Go through the entries below and print each one exactly, leaving out pictures.

-- DATA FOR THE TASK start --

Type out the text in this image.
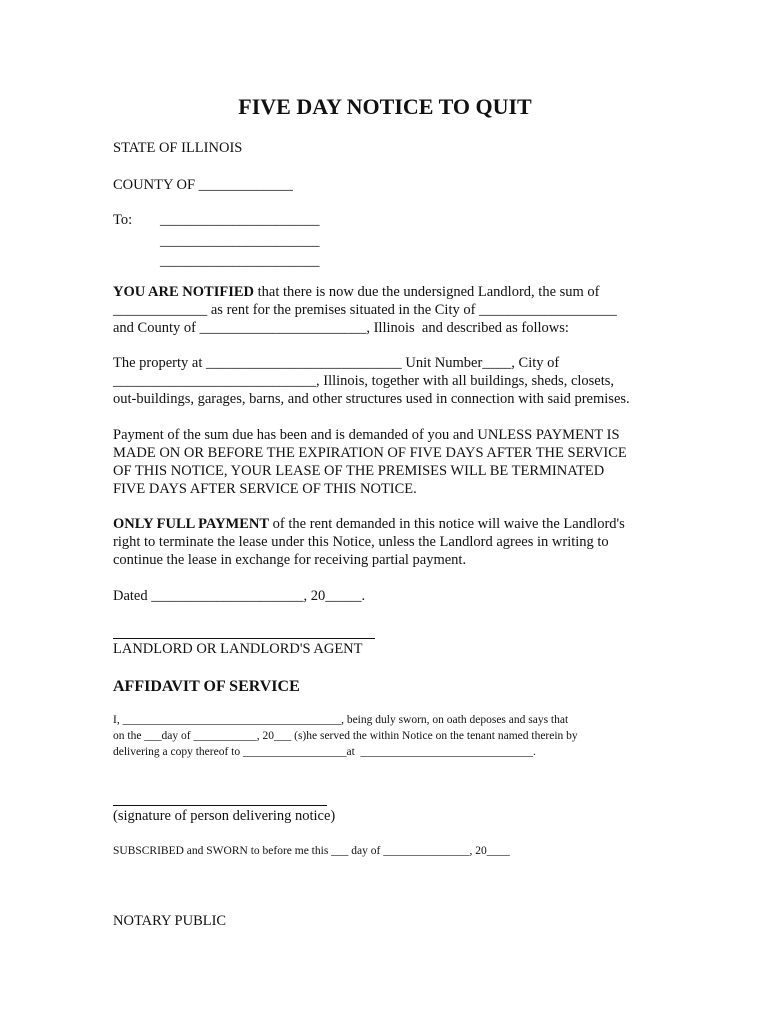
FIVE DAY NOTICE TO QUIT
STATE OF ILLINOIS
COUNTY OF _____________
To: ______________________
______________________
______________________
YOU ARE NOTIFIED that there is now due the undersigned Landlord, the sum of
_____________ as rent for the premises situated in the City of ___________________
and County of _______________________, Illinois  and described as follows:
The property at ___________________________ Unit Number____, City of
____________________________, Illinois, together with all buildings, sheds, closets,
out-buildings, garages, barns, and other structures used in connection with said premises.
Payment of the sum due has been and is demanded of you and UNLESS PAYMENT IS
MADE ON OR BEFORE THE EXPIRATION OF FIVE DAYS AFTER THE SERVICE
OF THIS NOTICE, YOUR LEASE OF THE PREMISES WILL BE TERMINATED
FIVE DAYS AFTER SERVICE OF THIS NOTICE.
ONLY FULL PAYMENT of the rent demanded in this notice will waive the Landlord's
right to terminate the lease under this Notice, unless the Landlord agrees in writing to
continue the lease in exchange for receiving partial payment.
Dated _____________________, 20_____.
LANDLORD OR LANDLORD'S AGENT
AFFIDAVIT OF SERVICE
I, ______________________________________, being duly sworn, on oath deposes and says that
on the ___day of ___________, 20___ (s)he served the within Notice on the tenant named therein by
delivering a copy thereof to __________________at  ______________________________.
(signature of person delivering notice)
SUBSCRIBED and SWORN to before me this ___ day of _______________, 20____
NOTARY PUBLIC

-- DATA FOR THE TASK end --

■ **COMPLETE RESPONSE**
Type out the text in this image.
FIVE DAY NOTICE TO QUIT
STATE OF ILLINOIS
COUNTY OF _____________
To: ______________________
______________________
______________________
YOU ARE NOTIFIED that there is now due the undersigned Landlord, the sum of
_____________ as rent for the premises situated in the City of ___________________
and County of _______________________, Illinois  and described as follows:
The property at ___________________________ Unit Number____, City of
____________________________, Illinois, together with all buildings, sheds, closets,
out-buildings, garages, barns, and other structures used in connection with said premises.
Payment of the sum due has been and is demanded of you and UNLESS PAYMENT IS
MADE ON OR BEFORE THE EXPIRATION OF FIVE DAYS AFTER THE SERVICE
OF THIS NOTICE, YOUR LEASE OF THE PREMISES WILL BE TERMINATED
FIVE DAYS AFTER SERVICE OF THIS NOTICE.
ONLY FULL PAYMENT of the rent demanded in this notice will waive the Landlord's
right to terminate the lease under this Notice, unless the Landlord agrees in writing to
continue the lease in exchange for receiving partial payment.
Dated _____________________, 20_____.
LANDLORD OR LANDLORD'S AGENT
AFFIDAVIT OF SERVICE
I, ______________________________________, being duly sworn, on oath deposes and says that
on the ___day of ___________, 20___ (s)he served the within Notice on the tenant named therein by
delivering a copy thereof to __________________at  ______________________________.
(signature of person delivering notice)
SUBSCRIBED and SWORN to before me this ___ day of _______________, 20____
NOTARY PUBLIC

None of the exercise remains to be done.